> Exercise task
Output an exact reproduction of the data.
((
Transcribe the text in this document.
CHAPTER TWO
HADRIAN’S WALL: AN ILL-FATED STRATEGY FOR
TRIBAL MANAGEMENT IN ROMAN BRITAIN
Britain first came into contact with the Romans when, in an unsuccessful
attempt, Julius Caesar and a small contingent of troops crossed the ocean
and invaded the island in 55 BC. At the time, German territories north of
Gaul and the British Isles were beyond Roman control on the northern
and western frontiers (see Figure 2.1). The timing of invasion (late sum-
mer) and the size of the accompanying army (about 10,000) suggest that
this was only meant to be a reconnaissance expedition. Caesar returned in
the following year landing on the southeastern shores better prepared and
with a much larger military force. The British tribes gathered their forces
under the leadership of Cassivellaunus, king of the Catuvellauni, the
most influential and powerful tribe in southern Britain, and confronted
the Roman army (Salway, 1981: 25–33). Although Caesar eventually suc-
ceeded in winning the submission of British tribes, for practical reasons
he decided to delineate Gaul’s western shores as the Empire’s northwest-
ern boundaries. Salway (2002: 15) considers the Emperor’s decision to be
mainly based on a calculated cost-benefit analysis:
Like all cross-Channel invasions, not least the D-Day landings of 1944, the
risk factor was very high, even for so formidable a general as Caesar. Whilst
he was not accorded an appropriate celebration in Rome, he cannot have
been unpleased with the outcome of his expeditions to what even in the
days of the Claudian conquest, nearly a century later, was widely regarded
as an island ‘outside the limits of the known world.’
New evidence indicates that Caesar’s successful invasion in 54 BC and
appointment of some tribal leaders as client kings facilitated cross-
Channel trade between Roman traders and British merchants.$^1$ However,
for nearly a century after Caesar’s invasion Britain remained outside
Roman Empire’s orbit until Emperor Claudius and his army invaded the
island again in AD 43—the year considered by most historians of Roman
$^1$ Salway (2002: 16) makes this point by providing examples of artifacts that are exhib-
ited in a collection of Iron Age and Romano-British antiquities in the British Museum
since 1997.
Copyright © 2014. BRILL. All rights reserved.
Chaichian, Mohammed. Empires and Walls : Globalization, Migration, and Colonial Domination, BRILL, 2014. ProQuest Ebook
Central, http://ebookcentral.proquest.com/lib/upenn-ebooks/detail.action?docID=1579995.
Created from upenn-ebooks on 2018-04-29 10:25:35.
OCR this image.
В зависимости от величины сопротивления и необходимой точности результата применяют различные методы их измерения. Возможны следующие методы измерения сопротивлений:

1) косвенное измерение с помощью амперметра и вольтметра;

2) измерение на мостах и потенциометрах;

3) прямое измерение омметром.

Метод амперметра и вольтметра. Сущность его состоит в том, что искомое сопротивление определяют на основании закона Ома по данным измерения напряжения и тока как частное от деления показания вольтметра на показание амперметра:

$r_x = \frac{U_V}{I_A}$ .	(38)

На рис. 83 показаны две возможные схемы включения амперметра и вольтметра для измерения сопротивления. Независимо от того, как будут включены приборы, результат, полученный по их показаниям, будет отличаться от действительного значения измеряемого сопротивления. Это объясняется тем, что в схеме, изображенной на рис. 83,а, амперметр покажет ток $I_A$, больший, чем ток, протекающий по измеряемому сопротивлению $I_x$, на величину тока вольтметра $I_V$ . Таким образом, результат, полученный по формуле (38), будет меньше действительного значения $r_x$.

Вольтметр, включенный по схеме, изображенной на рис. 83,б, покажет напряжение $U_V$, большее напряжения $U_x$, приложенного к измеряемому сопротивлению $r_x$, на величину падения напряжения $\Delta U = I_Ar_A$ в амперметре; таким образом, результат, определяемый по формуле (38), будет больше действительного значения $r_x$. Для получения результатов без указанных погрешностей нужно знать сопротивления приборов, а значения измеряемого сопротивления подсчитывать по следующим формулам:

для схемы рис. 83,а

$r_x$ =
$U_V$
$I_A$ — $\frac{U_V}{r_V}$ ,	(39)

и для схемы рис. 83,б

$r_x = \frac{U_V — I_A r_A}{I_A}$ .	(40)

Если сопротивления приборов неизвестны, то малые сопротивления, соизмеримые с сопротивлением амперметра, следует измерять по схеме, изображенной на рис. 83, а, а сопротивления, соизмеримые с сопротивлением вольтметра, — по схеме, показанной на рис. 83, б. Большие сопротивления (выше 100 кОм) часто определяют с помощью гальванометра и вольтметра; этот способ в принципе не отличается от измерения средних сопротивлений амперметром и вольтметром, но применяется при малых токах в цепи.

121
))
> Result of the task
Transcribe the text in this document.
CHAPTER TWO
HADRIAN’S WALL: AN ILL-FATED STRATEGY FOR
TRIBAL MANAGEMENT IN ROMAN BRITAIN
Britain first came into contact with the Romans when, in an unsuccessful
attempt, Julius Caesar and a small contingent of troops crossed the ocean
and invaded the island in 55 BC. At the time, German territories north of
Gaul and the British Isles were beyond Roman control on the northern
and western frontiers (see Figure 2.1). The timing of invasion (late sum-
mer) and the size of the accompanying army (about 10,000) suggest that
this was only meant to be a reconnaissance expedition. Caesar returned in
the following year landing on the southeastern shores better prepared and
with a much larger military force. The British tribes gathered their forces
under the leadership of Cassivellaunus, king of the Catuvellauni, the
most influential and powerful tribe in southern Britain, and confronted
the Roman army (Salway, 1981: 25–33). Although Caesar eventually suc-
ceeded in winning the submission of British tribes, for practical reasons
he decided to delineate Gaul’s western shores as the Empire’s northwest-
ern boundaries. Salway (2002: 15) considers the Emperor’s decision to be
mainly based on a calculated cost-benefit analysis:
Like all cross-Channel invasions, not least the D-Day landings of 1944, the
risk factor was very high, even for so formidable a general as Caesar. Whilst
he was not accorded an appropriate celebration in Rome, he cannot have
been unpleased with the outcome of his expeditions to what even in the
days of the Claudian conquest, nearly a century later, was widely regarded
as an island ‘outside the limits of the known world.’
New evidence indicates that Caesar’s successful invasion in 54 BC and
appointment of some tribal leaders as client kings facilitated cross-
Channel trade between Roman traders and British merchants.$^1$ However,
for nearly a century after Caesar’s invasion Britain remained outside
Roman Empire’s orbit until Emperor Claudius and his army invaded the
island again in AD 43—the year considered by most historians of Roman
$^1$ Salway (2002: 16) makes this point by providing examples of artifacts that are exhib-
ited in a collection of Iron Age and Romano-British antiquities in the British Museum
since 1997.
Copyright © 2014. BRILL. All rights reserved.
Chaichian, Mohammed. Empires and Walls : Globalization, Migration, and Colonial Domination, BRILL, 2014. ProQuest Ebook
Central, http://ebookcentral.proquest.com/lib/upenn-ebooks/detail.action?docID=1579995.
Created from upenn-ebooks on 2018-04-29 10:25:35.
OCR this image.
В зависимости от величины сопротивления и необходимой точности результата применяют различные методы их измерения. Возможны следующие методы измерения сопротивлений:

1) косвенное измерение с помощью амперметра и вольтметра;

2) измерение на мостах и потенциометрах;

3) прямое измерение омметром.

Метод амперметра и вольтметра. Сущность его состоит в том, что искомое сопротивление определяют на основании закона Ома по данным измерения напряжения и тока как частное от деления показания вольтметра на показание амперметра:

$r_x = \frac{U_V}{I_A}$ .	(38)

На рис. 83 показаны две возможные схемы включения амперметра и вольтметра для измерения сопротивления. Независимо от того, как будут включены приборы, результат, полученный по их показаниям, будет отличаться от действительного значения измеряемого сопротивления. Это объясняется тем, что в схеме, изображенной на рис. 83,а, амперметр покажет ток $I_A$, больший, чем ток, протекающий по измеряемому сопротивлению $I_x$, на величину тока вольтметра $I_V$ . Таким образом, результат, полученный по формуле (38), будет меньше действительного значения $r_x$.

Вольтметр, включенный по схеме, изображенной на рис. 83,б, покажет напряжение $U_V$, большее напряжения $U_x$, приложенного к измеряемому сопротивлению $r_x$, на величину падения напряжения $\Delta U = I_Ar_A$ в амперметре; таким образом, результат, определяемый по формуле (38), будет больше действительного значения $r_x$. Для получения результатов без указанных погрешностей нужно знать сопротивления приборов, а значения измеряемого сопротивления подсчитывать по следующим формулам:

для схемы рис. 83,а

$r_x$ =
$U_V$
$I_A$ — $\frac{U_V}{r_V}$ ,	(39)

и для схемы рис. 83,б

$r_x = \frac{U_V — I_A r_A}{I_A}$ .	(40)

Если сопротивления приборов неизвестны, то малые сопротивления, соизмеримые с сопротивлением амперметра, следует измерять по схеме, изображенной на рис. 83, а, а сопротивления, соизмеримые с сопротивлением вольтметра, — по схеме, показанной на рис. 83, б. Большие сопротивления (выше 100 кОм) часто определяют с помощью гальванометра и вольтметра; этот способ в принципе не отличается от измерения средних сопротивлений амперметром и вольтметром, но применяется при малых токах в цепи.

121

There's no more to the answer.